→ Objective:
Transcribe every line of the listing below without any deviation.
/---
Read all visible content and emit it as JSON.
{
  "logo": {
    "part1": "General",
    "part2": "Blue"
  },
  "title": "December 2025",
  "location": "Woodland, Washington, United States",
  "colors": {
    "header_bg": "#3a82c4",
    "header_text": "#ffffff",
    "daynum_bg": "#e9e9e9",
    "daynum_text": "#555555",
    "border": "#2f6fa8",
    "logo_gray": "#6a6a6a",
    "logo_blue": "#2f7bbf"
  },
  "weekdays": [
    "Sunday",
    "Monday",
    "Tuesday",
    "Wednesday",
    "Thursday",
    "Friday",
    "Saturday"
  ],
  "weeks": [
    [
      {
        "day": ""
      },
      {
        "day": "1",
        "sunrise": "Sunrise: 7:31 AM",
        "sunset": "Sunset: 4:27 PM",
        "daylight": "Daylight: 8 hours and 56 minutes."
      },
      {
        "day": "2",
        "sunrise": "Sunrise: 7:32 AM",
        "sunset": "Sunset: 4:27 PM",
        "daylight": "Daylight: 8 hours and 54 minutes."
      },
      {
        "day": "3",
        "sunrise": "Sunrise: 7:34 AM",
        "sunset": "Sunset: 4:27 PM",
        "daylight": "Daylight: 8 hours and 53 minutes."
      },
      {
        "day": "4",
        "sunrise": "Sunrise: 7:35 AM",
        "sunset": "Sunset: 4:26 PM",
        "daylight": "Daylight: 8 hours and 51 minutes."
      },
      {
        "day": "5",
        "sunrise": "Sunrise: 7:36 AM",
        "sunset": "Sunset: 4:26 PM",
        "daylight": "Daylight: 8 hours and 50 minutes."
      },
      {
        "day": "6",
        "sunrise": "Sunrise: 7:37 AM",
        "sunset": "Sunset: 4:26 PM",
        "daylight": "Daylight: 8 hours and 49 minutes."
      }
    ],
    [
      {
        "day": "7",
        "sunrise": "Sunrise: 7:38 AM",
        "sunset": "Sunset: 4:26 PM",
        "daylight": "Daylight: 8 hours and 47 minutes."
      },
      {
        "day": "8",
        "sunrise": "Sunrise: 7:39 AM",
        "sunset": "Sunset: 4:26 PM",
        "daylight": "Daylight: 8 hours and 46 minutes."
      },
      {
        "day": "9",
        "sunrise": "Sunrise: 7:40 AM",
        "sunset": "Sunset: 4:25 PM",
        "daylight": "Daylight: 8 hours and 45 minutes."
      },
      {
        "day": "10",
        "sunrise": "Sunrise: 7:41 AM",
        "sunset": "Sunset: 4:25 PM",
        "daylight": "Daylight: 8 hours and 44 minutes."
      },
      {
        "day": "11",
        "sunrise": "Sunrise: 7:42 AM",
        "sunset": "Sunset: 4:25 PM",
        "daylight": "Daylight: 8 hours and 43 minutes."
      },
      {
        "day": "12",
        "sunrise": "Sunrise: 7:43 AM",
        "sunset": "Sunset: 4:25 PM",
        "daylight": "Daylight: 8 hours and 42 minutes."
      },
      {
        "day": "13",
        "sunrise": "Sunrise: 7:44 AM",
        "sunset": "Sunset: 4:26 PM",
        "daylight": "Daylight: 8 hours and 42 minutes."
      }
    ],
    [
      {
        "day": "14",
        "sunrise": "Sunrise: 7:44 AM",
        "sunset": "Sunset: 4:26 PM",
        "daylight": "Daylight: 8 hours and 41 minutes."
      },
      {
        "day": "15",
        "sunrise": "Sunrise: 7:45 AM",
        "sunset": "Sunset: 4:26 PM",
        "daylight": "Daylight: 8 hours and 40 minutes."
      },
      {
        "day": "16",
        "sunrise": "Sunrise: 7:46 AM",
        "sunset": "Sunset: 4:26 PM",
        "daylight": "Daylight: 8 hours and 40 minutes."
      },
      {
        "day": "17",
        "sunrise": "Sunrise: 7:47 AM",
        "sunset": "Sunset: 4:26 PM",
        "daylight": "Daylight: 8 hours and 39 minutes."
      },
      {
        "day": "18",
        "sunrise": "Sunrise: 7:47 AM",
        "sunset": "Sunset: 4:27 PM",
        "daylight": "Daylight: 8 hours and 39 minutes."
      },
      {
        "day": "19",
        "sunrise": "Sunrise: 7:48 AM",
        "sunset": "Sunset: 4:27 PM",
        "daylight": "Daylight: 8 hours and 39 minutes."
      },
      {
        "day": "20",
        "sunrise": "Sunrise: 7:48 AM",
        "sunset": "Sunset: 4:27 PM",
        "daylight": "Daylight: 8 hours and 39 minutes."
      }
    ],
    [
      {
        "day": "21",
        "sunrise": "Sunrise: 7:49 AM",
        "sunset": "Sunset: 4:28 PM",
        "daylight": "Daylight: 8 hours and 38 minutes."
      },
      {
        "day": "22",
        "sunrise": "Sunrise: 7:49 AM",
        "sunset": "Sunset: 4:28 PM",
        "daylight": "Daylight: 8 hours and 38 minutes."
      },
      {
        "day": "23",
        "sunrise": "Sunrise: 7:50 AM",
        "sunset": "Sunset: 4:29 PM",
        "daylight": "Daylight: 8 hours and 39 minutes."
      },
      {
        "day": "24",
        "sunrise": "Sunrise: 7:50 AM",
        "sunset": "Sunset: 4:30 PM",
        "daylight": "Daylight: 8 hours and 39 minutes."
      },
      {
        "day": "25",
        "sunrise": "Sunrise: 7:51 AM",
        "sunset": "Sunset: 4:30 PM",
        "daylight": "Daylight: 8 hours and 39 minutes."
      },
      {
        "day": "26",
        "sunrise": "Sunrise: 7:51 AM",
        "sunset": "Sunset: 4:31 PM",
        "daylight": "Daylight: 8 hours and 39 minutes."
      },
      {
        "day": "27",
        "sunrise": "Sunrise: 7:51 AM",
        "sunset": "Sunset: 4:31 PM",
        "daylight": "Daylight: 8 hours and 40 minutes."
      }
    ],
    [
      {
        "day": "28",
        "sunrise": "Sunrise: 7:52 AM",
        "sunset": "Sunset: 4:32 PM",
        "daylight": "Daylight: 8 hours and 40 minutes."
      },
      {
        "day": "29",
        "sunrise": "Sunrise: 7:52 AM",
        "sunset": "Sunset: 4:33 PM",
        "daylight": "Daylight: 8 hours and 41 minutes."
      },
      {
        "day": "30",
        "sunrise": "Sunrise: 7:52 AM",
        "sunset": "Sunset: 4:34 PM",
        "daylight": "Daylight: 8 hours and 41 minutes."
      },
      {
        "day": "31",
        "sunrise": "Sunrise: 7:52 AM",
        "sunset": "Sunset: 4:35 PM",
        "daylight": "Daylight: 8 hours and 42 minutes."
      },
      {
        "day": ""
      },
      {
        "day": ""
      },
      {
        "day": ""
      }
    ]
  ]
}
\---
→ Output of the task:
Read all visible content and emit it as JSON.
{
  "logo": {
    "part1": "General",
    "part2": "Blue"
  },
  "title": "December 2025",
  "location": "Woodland, Washington, United States",
  "colors": {
    "header_bg": "#3a82c4",
    "header_text": "#ffffff",
    "daynum_bg": "#e9e9e9",
    "daynum_text": "#555555",
    "border": "#2f6fa8",
    "logo_gray": "#6a6a6a",
    "logo_blue": "#2f7bbf"
  },
  "weekdays": [
    "Sunday",
    "Monday",
    "Tuesday",
    "Wednesday",
    "Thursday",
    "Friday",
    "Saturday"
  ],
  "weeks": [
    [
      {
        "day": ""
      },
      {
        "day": "1",
        "sunrise": "Sunrise: 7:31 AM",
        "sunset": "Sunset: 4:27 PM",
        "daylight": "Daylight: 8 hours and 56 minutes."
      },
      {
        "day": "2",
        "sunrise": "Sunrise: 7:32 AM",
        "sunset": "Sunset: 4:27 PM",
        "daylight": "Daylight: 8 hours and 54 minutes."
      },
      {
        "day": "3",
        "sunrise": "Sunrise: 7:34 AM",
        "sunset": "Sunset: 4:27 PM",
        "daylight": "Daylight: 8 hours and 53 minutes."
      },
      {
        "day": "4",
        "sunrise": "Sunrise: 7:35 AM",
        "sunset": "Sunset: 4:26 PM",
        "daylight": "Daylight: 8 hours and 51 minutes."
      },
      {
        "day": "5",
        "sunrise": "Sunrise: 7:36 AM",
        "sunset": "Sunset: 4:26 PM",
        "daylight": "Daylight: 8 hours and 50 minutes."
      },
      {
        "day": "6",
        "sunrise": "Sunrise: 7:37 AM",
        "sunset": "Sunset: 4:26 PM",
        "daylight": "Daylight: 8 hours and 49 minutes."
      }
    ],
    [
      {
        "day": "7",
        "sunrise": "Sunrise: 7:38 AM",
        "sunset": "Sunset: 4:26 PM",
        "daylight": "Daylight: 8 hours and 47 minutes."
      },
      {
        "day": "8",
        "sunrise": "Sunrise: 7:39 AM",
        "sunset": "Sunset: 4:26 PM",
        "daylight": "Daylight: 8 hours and 46 minutes."
      },
      {
        "day": "9",
        "sunrise": "Sunrise: 7:40 AM",
        "sunset": "Sunset: 4:25 PM",
        "daylight": "Daylight: 8 hours and 45 minutes."
      },
      {
        "day": "10",
        "sunrise": "Sunrise: 7:41 AM",
        "sunset": "Sunset: 4:25 PM",
        "daylight": "Daylight: 8 hours and 44 minutes."
      },
      {
        "day": "11",
        "sunrise": "Sunrise: 7:42 AM",
        "sunset": "Sunset: 4:25 PM",
        "daylight": "Daylight: 8 hours and 43 minutes."
      },
      {
        "day": "12",
        "sunrise": "Sunrise: 7:43 AM",
        "sunset": "Sunset: 4:25 PM",
        "daylight": "Daylight: 8 hours and 42 minutes."
      },
      {
        "day": "13",
        "sunrise": "Sunrise: 7:44 AM",
        "sunset": "Sunset: 4:26 PM",
        "daylight": "Daylight: 8 hours and 42 minutes."
      }
    ],
    [
      {
        "day": "14",
        "sunrise": "Sunrise: 7:44 AM",
        "sunset": "Sunset: 4:26 PM",
        "daylight": "Daylight: 8 hours and 41 minutes."
      },
      {
        "day": "15",
        "sunrise": "Sunrise: 7:45 AM",
        "sunset": "Sunset: 4:26 PM",
        "daylight": "Daylight: 8 hours and 40 minutes."
      },
      {
        "day": "16",
        "sunrise": "Sunrise: 7:46 AM",
        "sunset": "Sunset: 4:26 PM",
        "daylight": "Daylight: 8 hours and 40 minutes."
      },
      {
        "day": "17",
        "sunrise": "Sunrise: 7:47 AM",
        "sunset": "Sunset: 4:26 PM",
        "daylight": "Daylight: 8 hours and 39 minutes."
      },
      {
        "day": "18",
        "sunrise": "Sunrise: 7:47 AM",
        "sunset": "Sunset: 4:27 PM",
        "daylight": "Daylight: 8 hours and 39 minutes."
      },
      {
        "day": "19",
        "sunrise": "Sunrise: 7:48 AM",
        "sunset": "Sunset: 4:27 PM",
        "daylight": "Daylight: 8 hours and 39 minutes."
      },
      {
        "day": "20",
        "sunrise": "Sunrise: 7:48 AM",
        "sunset": "Sunset: 4:27 PM",
        "daylight": "Daylight: 8 hours and 39 minutes."
      }
    ],
    [
      {
        "day": "21",
        "sunrise": "Sunrise: 7:49 AM",
        "sunset": "Sunset: 4:28 PM",
        "daylight": "Daylight: 8 hours and 38 minutes."
      },
      {
        "day": "22",
        "sunrise": "Sunrise: 7:49 AM",
        "sunset": "Sunset: 4:28 PM",
        "daylight": "Daylight: 8 hours and 38 minutes."
      },
      {
        "day": "23",
        "sunrise": "Sunrise: 7:50 AM",
        "sunset": "Sunset: 4:29 PM",
        "daylight": "Daylight: 8 hours and 39 minutes."
      },
      {
        "day": "24",
        "sunrise": "Sunrise: 7:50 AM",
        "sunset": "Sunset: 4:30 PM",
        "daylight": "Daylight: 8 hours and 39 minutes."
      },
      {
        "day": "25",
        "sunrise": "Sunrise: 7:51 AM",
        "sunset": "Sunset: 4:30 PM",
        "daylight": "Daylight: 8 hours and 39 minutes."
      },
      {
        "day": "26",
        "sunrise": "Sunrise: 7:51 AM",
        "sunset": "Sunset: 4:31 PM",
        "daylight": "Daylight: 8 hours and 39 minutes."
      },
      {
        "day": "27",
        "sunrise": "Sunrise: 7:51 AM",
        "sunset": "Sunset: 4:31 PM",
        "daylight": "Daylight: 8 hours and 40 minutes."
      }
    ],
    [
      {
        "day": "28",
        "sunrise": "Sunrise: 7:52 AM",
        "sunset": "Sunset: 4:32 PM",
        "daylight": "Daylight: 8 hours and 40 minutes."
      },
      {
        "day": "29",
        "sunrise": "Sunrise: 7:52 AM",
        "sunset": "Sunset: 4:33 PM",
        "daylight": "Daylight: 8 hours and 41 minutes."
      },
      {
        "day": "30",
        "sunrise": "Sunrise: 7:52 AM",
        "sunset": "Sunset: 4:34 PM",
        "daylight": "Daylight: 8 hours and 41 minutes."
      },
      {
        "day": "31",
        "sunrise": "Sunrise: 7:52 AM",
        "sunset": "Sunset: 4:35 PM",
        "daylight": "Daylight: 8 hours and 42 minutes."
      },
      {
        "day": ""
      },
      {
        "day": ""
      },
      {
        "day": ""
      }
    ]
  ]
}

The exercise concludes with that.